WRITTEN INSTRUCTION: Copy out each line containing "issues" from the entries below.

LISTING:
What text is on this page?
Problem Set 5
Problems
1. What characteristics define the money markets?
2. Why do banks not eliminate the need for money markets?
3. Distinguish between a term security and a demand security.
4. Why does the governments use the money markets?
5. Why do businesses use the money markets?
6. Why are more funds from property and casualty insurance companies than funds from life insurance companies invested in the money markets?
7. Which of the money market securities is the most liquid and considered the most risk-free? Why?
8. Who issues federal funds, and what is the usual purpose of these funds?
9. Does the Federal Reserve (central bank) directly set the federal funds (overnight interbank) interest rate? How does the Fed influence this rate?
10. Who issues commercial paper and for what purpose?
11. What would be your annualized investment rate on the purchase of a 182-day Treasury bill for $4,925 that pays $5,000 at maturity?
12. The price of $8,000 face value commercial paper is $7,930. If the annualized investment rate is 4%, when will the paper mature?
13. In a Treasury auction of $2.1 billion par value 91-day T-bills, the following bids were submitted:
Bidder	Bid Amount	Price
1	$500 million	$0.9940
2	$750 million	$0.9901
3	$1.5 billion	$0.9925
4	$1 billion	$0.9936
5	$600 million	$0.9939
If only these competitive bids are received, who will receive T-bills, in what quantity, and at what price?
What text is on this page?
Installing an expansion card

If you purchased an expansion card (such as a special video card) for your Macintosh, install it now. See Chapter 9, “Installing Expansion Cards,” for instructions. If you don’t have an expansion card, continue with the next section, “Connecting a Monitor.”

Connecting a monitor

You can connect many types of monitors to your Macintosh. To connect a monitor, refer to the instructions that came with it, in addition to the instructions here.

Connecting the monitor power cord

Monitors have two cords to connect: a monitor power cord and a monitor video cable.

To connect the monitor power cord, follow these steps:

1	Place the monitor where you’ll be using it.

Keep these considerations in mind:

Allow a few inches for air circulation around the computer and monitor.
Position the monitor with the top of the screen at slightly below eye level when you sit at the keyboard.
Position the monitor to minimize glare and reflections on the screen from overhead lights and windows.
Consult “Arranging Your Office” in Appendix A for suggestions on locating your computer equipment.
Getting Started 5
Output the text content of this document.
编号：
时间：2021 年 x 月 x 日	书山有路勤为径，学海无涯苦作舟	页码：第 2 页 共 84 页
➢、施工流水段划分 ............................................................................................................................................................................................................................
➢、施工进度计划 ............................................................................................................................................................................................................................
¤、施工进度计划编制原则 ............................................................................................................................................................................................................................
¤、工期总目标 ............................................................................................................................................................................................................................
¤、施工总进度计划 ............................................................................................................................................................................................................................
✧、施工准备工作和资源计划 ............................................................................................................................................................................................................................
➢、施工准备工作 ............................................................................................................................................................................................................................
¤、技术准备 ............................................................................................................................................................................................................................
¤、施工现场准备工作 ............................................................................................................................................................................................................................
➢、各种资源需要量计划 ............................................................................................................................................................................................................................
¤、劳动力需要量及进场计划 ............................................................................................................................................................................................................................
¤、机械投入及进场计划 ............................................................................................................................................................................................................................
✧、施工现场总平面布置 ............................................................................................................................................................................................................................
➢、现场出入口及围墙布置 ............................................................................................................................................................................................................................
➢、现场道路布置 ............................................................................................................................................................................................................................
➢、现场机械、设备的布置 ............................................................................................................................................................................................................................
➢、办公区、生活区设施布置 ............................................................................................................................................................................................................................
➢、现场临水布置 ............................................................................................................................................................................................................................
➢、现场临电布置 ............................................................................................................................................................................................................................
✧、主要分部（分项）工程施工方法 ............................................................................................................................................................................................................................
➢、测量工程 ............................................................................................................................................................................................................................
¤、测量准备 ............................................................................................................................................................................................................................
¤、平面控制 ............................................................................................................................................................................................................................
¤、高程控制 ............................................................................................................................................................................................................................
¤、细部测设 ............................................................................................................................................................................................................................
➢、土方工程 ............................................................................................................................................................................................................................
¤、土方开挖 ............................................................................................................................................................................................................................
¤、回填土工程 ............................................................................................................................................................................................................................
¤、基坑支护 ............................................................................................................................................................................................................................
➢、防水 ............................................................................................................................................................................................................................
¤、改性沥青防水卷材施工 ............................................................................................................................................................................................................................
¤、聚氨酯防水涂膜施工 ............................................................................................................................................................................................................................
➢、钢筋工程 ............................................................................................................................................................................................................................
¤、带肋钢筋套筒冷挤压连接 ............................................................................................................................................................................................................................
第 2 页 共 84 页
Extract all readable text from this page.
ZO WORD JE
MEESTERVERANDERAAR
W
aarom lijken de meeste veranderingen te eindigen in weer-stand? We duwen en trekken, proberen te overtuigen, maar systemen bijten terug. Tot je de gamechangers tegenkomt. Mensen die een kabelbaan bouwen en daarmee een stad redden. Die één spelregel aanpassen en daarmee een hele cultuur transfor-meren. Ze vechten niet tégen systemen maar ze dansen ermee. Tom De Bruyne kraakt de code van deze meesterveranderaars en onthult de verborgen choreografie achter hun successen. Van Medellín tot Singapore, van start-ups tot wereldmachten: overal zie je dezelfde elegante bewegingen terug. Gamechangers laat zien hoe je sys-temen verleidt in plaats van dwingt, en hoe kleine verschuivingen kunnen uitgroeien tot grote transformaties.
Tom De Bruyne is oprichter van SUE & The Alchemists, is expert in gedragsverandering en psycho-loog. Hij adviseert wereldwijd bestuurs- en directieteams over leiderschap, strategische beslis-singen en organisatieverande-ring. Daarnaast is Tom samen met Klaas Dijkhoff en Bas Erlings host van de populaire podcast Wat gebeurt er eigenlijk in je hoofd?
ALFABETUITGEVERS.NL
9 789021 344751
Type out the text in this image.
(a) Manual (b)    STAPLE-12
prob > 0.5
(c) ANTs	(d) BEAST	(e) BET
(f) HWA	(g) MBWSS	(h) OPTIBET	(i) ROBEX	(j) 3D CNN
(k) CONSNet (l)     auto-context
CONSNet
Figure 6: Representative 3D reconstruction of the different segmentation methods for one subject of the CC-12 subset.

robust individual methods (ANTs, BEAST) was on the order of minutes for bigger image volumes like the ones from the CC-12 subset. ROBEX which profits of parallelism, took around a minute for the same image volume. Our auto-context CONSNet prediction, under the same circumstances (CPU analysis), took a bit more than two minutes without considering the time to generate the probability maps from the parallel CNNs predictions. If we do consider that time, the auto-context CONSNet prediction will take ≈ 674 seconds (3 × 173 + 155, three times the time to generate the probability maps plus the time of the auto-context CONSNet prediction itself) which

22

ANSWER TO THIS PROBLEM:
8. Who issues federal funds, and what is the usual purpose of these funds?
10. Who issues commercial paper and for what purpose?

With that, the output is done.